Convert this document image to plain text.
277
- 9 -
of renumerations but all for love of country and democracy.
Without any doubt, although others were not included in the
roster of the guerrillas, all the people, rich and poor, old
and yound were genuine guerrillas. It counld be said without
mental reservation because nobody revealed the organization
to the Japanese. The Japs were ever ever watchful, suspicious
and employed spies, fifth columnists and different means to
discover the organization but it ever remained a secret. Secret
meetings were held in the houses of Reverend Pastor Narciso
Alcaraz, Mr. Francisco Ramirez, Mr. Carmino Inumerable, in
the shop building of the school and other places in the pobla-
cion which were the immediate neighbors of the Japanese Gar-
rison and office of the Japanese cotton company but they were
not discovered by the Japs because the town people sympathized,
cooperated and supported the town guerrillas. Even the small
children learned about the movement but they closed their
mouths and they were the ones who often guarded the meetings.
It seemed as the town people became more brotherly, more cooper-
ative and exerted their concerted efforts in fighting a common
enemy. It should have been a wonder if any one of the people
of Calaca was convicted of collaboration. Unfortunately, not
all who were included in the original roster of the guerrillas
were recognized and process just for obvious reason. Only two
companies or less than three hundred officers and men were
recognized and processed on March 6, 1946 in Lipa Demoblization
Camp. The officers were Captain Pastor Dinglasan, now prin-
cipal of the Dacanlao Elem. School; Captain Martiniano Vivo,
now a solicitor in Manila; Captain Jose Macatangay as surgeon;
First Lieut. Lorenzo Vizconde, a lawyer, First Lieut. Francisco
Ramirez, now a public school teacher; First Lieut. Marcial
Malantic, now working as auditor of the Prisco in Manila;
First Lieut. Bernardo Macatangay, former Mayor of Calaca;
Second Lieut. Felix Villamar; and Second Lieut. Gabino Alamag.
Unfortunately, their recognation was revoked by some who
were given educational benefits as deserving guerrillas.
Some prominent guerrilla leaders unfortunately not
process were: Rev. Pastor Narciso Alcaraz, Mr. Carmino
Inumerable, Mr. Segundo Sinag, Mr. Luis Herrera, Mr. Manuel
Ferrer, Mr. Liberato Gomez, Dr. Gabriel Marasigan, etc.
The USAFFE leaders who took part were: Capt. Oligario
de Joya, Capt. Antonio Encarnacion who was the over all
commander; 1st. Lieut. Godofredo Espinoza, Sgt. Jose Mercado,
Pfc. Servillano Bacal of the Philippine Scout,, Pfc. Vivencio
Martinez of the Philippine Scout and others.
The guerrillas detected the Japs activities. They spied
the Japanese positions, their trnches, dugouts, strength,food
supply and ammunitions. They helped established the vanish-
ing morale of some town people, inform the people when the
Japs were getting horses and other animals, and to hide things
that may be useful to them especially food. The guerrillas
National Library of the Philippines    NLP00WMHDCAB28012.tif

_Work required_: Write out every line of the material again, exactly as it reads.

_The answer_:
Convert this document image to plain text.
277
- 9 -
of renumerations but all for love of country and democracy.
Without any doubt, although others were not included in the
roster of the guerrillas, all the people, rich and poor, old
and yound were genuine guerrillas. It counld be said without
mental reservation because nobody revealed the organization
to the Japanese. The Japs were ever ever watchful, suspicious
and employed spies, fifth columnists and different means to
discover the organization but it ever remained a secret. Secret
meetings were held in the houses of Reverend Pastor Narciso
Alcaraz, Mr. Francisco Ramirez, Mr. Carmino Inumerable, in
the shop building of the school and other places in the pobla-
cion which were the immediate neighbors of the Japanese Gar-
rison and office of the Japanese cotton company but they were
not discovered by the Japs because the town people sympathized,
cooperated and supported the town guerrillas. Even the small
children learned about the movement but they closed their
mouths and they were the ones who often guarded the meetings.
It seemed as the town people became more brotherly, more cooper-
ative and exerted their concerted efforts in fighting a common
enemy. It should have been a wonder if any one of the people
of Calaca was convicted of collaboration. Unfortunately, not
all who were included in the original roster of the guerrillas
were recognized and process just for obvious reason. Only two
companies or less than three hundred officers and men were
recognized and processed on March 6, 1946 in Lipa Demoblization
Camp. The officers were Captain Pastor Dinglasan, now prin-
cipal of the Dacanlao Elem. School; Captain Martiniano Vivo,
now a solicitor in Manila; Captain Jose Macatangay as surgeon;
First Lieut. Lorenzo Vizconde, a lawyer, First Lieut. Francisco
Ramirez, now a public school teacher; First Lieut. Marcial
Malantic, now working as auditor of the Prisco in Manila;
First Lieut. Bernardo Macatangay, former Mayor of Calaca;
Second Lieut. Felix Villamar; and Second Lieut. Gabino Alamag.
Unfortunately, their recognation was revoked by some who
were given educational benefits as deserving guerrillas.
Some prominent guerrilla leaders unfortunately not
process were: Rev. Pastor Narciso Alcaraz, Mr. Carmino
Inumerable, Mr. Segundo Sinag, Mr. Luis Herrera, Mr. Manuel
Ferrer, Mr. Liberato Gomez, Dr. Gabriel Marasigan, etc.
The USAFFE leaders who took part were: Capt. Oligario
de Joya, Capt. Antonio Encarnacion who was the over all
commander; 1st. Lieut. Godofredo Espinoza, Sgt. Jose Mercado,
Pfc. Servillano Bacal of the Philippine Scout,, Pfc. Vivencio
Martinez of the Philippine Scout and others.
The guerrillas detected the Japs activities. They spied
the Japanese positions, their trnches, dugouts, strength,food
supply and ammunitions. They helped established the vanish-
ing morale of some town people, inform the people when the
Japs were getting horses and other animals, and to hide things
that may be useful to them especially food. The guerrillas
National Library of the Philippines    NLP00WMHDCAB28012.tif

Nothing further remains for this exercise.